GOAL: Extract each record and reproduce it exactly.

EXERCISE DATA:
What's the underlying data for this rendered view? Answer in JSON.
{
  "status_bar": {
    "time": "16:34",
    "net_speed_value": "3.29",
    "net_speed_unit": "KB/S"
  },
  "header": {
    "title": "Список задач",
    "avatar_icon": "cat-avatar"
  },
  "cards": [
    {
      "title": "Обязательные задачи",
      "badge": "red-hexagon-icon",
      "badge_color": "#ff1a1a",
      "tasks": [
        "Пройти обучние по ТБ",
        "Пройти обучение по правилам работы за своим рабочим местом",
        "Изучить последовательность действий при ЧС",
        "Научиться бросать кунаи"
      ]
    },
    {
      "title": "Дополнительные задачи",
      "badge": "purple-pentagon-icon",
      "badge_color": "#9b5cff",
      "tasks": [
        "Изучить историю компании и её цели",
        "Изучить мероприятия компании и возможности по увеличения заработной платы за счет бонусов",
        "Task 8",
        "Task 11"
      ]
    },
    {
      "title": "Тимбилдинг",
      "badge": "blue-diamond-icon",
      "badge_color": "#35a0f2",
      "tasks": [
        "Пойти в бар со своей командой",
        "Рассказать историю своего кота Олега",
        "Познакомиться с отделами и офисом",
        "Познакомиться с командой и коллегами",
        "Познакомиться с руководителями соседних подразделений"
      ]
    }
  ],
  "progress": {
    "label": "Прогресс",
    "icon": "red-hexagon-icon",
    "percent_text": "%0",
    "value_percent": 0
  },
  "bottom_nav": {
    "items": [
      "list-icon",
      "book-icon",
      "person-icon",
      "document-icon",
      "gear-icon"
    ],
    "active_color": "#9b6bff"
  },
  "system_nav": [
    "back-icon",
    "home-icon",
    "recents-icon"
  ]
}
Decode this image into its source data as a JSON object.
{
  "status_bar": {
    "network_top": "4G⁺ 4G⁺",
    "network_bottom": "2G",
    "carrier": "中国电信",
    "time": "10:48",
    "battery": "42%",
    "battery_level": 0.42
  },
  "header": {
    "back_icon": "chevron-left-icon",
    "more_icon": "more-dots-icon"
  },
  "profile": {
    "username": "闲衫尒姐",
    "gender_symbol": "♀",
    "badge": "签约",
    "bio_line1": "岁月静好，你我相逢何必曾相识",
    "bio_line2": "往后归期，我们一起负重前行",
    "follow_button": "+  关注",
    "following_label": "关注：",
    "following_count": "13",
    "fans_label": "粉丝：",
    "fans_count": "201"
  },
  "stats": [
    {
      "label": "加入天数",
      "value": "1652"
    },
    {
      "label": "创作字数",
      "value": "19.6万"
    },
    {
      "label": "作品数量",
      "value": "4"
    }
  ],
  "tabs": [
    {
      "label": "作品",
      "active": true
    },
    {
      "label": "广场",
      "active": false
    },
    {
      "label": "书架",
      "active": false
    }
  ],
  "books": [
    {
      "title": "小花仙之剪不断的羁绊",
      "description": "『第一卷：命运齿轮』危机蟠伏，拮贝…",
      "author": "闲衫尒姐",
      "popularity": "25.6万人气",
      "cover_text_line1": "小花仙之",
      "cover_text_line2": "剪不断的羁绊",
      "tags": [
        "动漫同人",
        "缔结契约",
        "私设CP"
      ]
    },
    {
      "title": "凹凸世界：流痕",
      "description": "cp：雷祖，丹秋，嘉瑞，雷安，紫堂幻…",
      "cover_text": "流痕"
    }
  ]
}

FINISHED ANSWER:
What's the underlying data for this rendered view? Answer in JSON.
{
  "status_bar": {
    "time": "16:34",
    "net_speed_value": "3.29",
    "net_speed_unit": "KB/S"
  },
  "header": {
    "title": "Список задач",
    "avatar_icon": "cat-avatar"
  },
  "cards": [
    {
      "title": "Обязательные задачи",
      "badge": "red-hexagon-icon",
      "badge_color": "#ff1a1a",
      "tasks": [
        "Пройти обучние по ТБ",
        "Пройти обучение по правилам работы за своим рабочим местом",
        "Изучить последовательность действий при ЧС",
        "Научиться бросать кунаи"
      ]
    },
    {
      "title": "Дополнительные задачи",
      "badge": "purple-pentagon-icon",
      "badge_color": "#9b5cff",
      "tasks": [
        "Изучить историю компании и её цели",
        "Изучить мероприятия компании и возможности по увеличения заработной платы за счет бонусов",
        "Task 8",
        "Task 11"
      ]
    },
    {
      "title": "Тимбилдинг",
      "badge": "blue-diamond-icon",
      "badge_color": "#35a0f2",
      "tasks": [
        "Пойти в бар со своей командой",
        "Рассказать историю своего кота Олега",
        "Познакомиться с отделами и офисом",
        "Познакомиться с командой и коллегами",
        "Познакомиться с руководителями соседних подразделений"
      ]
    }
  ],
  "progress": {
    "label": "Прогресс",
    "icon": "red-hexagon-icon",
    "percent_text": "%0",
    "value_percent": 0
  },
  "bottom_nav": {
    "items": [
      "list-icon",
      "book-icon",
      "person-icon",
      "document-icon",
      "gear-icon"
    ],
    "active_color": "#9b6bff"
  },
  "system_nav": [
    "back-icon",
    "home-icon",
    "recents-icon"
  ]
}
Decode this image into its source data as a JSON object.
{
  "status_bar": {
    "network_top": "4G⁺ 4G⁺",
    "network_bottom": "2G",
    "carrier": "中国电信",
    "time": "10:48",
    "battery": "42%",
    "battery_level": 0.42
  },
  "header": {
    "back_icon": "chevron-left-icon",
    "more_icon": "more-dots-icon"
  },
  "profile": {
    "username": "闲衫尒姐",
    "gender_symbol": "♀",
    "badge": "签约",
    "bio_line1": "岁月静好，你我相逢何必曾相识",
    "bio_line2": "往后归期，我们一起负重前行",
    "follow_button": "+  关注",
    "following_label": "关注：",
    "following_count": "13",
    "fans_label": "粉丝：",
    "fans_count": "201"
  },
  "stats": [
    {
      "label": "加入天数",
      "value": "1652"
    },
    {
      "label": "创作字数",
      "value": "19.6万"
    },
    {
      "label": "作品数量",
      "value": "4"
    }
  ],
  "tabs": [
    {
      "label": "作品",
      "active": true
    },
    {
      "label": "广场",
      "active": false
    },
    {
      "label": "书架",
      "active": false
    }
  ],
  "books": [
    {
      "title": "小花仙之剪不断的羁绊",
      "description": "『第一卷：命运齿轮』危机蟠伏，拮贝…",
      "author": "闲衫尒姐",
      "popularity": "25.6万人气",
      "cover_text_line1": "小花仙之",
      "cover_text_line2": "剪不断的羁绊",
      "tags": [
        "动漫同人",
        "缔结契约",
        "私设CP"
      ]
    },
    {
      "title": "凹凸世界：流痕",
      "description": "cp：雷祖，丹秋，嘉瑞，雷安，紫堂幻…",
      "cover_text": "流痕"
    }
  ]
}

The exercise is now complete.